■ **WHAT IS ASKED**:
Scan the data below and pick out the lines containing the word "appearance".

**** LISTED RECORDS

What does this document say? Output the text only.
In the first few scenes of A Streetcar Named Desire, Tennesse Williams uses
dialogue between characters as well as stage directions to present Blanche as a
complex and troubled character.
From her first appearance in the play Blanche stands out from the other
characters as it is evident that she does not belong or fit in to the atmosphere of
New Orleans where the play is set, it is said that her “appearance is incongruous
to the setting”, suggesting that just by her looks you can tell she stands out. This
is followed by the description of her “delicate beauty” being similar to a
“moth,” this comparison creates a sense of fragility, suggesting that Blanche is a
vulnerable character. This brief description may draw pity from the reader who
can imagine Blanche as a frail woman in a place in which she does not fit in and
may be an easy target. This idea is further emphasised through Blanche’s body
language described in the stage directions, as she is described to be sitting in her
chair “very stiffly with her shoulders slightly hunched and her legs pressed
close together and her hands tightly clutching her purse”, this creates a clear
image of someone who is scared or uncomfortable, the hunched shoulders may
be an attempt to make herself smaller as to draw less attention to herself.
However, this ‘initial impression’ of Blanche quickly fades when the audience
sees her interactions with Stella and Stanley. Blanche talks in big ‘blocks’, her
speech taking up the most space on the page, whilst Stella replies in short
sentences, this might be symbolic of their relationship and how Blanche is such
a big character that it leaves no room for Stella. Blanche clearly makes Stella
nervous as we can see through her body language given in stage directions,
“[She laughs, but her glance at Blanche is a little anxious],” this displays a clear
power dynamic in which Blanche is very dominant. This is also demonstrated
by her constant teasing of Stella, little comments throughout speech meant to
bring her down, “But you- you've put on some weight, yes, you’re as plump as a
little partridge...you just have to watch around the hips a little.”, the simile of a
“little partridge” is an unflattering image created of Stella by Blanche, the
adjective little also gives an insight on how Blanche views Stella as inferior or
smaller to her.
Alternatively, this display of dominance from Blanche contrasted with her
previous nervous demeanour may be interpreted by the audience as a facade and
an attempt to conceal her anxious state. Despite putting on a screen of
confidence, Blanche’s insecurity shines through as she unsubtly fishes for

********

■ **EXERCISE OUTPUT**:
From her first appearance in the play Blanche stands out from the other
New Orleans where the play is set, it is said that her “appearance is incongruous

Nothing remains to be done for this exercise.